Problem details
Take every line that has the string "pangwika" and copy it out.

Records supplied
##############################
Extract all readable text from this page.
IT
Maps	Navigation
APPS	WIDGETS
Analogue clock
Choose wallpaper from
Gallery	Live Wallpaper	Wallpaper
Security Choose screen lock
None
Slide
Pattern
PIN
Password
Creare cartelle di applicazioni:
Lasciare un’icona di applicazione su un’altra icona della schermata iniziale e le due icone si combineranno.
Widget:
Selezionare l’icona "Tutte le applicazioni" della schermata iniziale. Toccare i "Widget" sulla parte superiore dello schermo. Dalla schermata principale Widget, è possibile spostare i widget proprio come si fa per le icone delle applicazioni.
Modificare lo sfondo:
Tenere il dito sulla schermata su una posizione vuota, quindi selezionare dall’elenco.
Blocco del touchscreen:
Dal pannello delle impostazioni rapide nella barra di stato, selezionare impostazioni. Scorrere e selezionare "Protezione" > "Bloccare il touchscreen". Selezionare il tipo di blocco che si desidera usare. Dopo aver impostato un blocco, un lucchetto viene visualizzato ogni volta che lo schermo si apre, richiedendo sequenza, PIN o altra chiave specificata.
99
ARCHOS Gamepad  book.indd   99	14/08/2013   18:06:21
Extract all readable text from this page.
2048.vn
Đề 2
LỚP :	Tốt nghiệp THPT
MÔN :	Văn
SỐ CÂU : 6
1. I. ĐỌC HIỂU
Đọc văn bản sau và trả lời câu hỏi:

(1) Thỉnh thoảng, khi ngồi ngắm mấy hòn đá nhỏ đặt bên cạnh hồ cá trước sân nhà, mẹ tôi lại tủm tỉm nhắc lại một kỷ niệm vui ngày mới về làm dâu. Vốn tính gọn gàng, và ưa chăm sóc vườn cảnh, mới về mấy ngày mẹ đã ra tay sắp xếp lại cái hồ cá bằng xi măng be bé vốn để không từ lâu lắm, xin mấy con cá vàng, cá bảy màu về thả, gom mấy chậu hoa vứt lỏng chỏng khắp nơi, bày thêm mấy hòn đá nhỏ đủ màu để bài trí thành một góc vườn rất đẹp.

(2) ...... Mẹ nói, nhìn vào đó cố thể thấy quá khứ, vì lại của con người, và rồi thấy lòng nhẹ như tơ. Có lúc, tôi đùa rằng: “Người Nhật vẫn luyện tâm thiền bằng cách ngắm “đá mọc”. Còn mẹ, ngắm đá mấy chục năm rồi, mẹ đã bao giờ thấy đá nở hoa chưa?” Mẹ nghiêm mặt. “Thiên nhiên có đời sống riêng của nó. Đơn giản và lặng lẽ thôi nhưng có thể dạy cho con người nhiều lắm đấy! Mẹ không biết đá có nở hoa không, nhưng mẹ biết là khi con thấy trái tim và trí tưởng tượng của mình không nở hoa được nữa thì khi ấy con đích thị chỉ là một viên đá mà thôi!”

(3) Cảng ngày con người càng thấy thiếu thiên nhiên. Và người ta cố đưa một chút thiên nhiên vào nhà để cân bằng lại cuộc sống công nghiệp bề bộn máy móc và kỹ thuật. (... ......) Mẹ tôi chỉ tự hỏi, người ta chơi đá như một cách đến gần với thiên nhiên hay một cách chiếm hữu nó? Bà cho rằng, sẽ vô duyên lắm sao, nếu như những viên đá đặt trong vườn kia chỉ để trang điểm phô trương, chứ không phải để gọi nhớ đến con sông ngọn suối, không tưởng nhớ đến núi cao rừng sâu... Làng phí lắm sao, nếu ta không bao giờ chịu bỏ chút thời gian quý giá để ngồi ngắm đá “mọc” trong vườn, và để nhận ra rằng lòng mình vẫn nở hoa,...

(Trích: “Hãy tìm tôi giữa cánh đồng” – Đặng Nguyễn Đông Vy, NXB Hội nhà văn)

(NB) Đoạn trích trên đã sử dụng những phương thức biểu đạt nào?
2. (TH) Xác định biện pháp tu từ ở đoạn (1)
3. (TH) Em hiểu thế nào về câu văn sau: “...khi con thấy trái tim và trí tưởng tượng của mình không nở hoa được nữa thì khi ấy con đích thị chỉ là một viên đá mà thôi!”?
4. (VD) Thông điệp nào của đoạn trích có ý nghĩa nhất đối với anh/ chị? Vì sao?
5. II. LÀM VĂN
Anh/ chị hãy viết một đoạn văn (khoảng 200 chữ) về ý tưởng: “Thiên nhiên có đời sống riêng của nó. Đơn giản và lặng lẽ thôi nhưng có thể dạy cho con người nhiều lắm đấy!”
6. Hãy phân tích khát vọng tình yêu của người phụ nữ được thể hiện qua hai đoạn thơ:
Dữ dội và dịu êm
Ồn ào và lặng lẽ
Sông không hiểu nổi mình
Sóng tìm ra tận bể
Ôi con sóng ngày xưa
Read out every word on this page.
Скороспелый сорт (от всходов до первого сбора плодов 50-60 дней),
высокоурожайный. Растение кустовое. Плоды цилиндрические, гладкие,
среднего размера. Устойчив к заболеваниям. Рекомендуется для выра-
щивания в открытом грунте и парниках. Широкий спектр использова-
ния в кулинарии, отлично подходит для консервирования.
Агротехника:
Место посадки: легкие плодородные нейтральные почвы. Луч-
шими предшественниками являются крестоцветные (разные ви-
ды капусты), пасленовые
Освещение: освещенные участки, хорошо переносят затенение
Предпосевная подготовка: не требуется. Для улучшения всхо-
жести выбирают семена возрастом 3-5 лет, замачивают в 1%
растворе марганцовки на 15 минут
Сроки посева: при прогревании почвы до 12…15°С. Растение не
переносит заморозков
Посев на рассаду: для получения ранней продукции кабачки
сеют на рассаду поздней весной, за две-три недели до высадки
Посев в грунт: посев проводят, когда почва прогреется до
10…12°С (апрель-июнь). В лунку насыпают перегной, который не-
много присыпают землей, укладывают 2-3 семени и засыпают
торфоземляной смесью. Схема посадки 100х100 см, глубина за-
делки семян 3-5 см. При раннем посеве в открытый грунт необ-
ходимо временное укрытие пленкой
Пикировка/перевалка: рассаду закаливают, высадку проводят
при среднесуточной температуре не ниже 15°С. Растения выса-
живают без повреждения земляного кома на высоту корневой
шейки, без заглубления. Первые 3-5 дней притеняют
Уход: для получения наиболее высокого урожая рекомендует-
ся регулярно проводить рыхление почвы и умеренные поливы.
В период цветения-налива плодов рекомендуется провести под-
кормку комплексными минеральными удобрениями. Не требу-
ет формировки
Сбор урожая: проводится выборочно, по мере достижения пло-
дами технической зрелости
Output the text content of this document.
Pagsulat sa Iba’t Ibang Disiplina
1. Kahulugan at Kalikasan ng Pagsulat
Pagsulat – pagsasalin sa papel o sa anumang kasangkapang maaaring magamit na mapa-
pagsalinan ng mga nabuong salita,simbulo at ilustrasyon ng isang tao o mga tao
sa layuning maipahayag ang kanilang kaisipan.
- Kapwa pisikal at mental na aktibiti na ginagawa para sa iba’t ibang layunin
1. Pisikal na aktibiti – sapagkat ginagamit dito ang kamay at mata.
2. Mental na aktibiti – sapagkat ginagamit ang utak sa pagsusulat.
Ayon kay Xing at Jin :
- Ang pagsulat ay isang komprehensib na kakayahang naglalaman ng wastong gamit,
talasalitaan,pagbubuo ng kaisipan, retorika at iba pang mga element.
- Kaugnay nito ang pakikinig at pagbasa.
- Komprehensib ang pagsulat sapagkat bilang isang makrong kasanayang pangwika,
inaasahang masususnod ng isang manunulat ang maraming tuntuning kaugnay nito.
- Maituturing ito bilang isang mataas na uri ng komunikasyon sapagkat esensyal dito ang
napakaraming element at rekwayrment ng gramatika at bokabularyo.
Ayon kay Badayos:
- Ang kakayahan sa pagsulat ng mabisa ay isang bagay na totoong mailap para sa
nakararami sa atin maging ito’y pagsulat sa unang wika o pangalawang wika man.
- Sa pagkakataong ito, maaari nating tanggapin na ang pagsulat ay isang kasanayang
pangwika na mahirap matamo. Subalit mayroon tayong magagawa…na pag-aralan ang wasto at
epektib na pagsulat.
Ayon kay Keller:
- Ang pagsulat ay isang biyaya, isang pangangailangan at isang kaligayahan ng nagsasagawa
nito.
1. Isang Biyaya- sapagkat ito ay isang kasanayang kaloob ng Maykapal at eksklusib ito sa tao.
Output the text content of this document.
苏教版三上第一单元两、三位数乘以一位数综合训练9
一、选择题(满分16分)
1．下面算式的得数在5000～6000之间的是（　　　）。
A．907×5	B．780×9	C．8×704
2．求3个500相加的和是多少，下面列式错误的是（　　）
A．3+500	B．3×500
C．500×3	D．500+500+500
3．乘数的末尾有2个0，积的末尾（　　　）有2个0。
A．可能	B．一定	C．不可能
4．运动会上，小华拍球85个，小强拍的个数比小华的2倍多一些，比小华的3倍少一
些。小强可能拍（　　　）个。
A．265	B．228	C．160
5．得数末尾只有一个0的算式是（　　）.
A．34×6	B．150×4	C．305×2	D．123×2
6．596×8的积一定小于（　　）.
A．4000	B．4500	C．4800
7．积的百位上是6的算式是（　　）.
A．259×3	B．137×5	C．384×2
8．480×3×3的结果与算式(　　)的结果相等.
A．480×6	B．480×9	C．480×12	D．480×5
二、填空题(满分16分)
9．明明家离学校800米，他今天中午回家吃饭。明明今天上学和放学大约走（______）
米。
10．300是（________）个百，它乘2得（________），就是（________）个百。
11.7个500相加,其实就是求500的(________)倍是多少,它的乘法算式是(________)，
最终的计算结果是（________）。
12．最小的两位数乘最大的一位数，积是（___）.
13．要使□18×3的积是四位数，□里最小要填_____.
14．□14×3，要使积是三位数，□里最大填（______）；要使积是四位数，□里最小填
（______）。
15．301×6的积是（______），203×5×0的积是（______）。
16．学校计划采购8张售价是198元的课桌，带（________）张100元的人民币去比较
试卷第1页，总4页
##############################
Output for this exercise
- Komprehensib ang pagsulat sapagkat bilang isang makrong kasanayang pangwika,
pangwika na mahirap matamo. Subalit mayroon tayong magagawa…na pag-aralan ang wasto at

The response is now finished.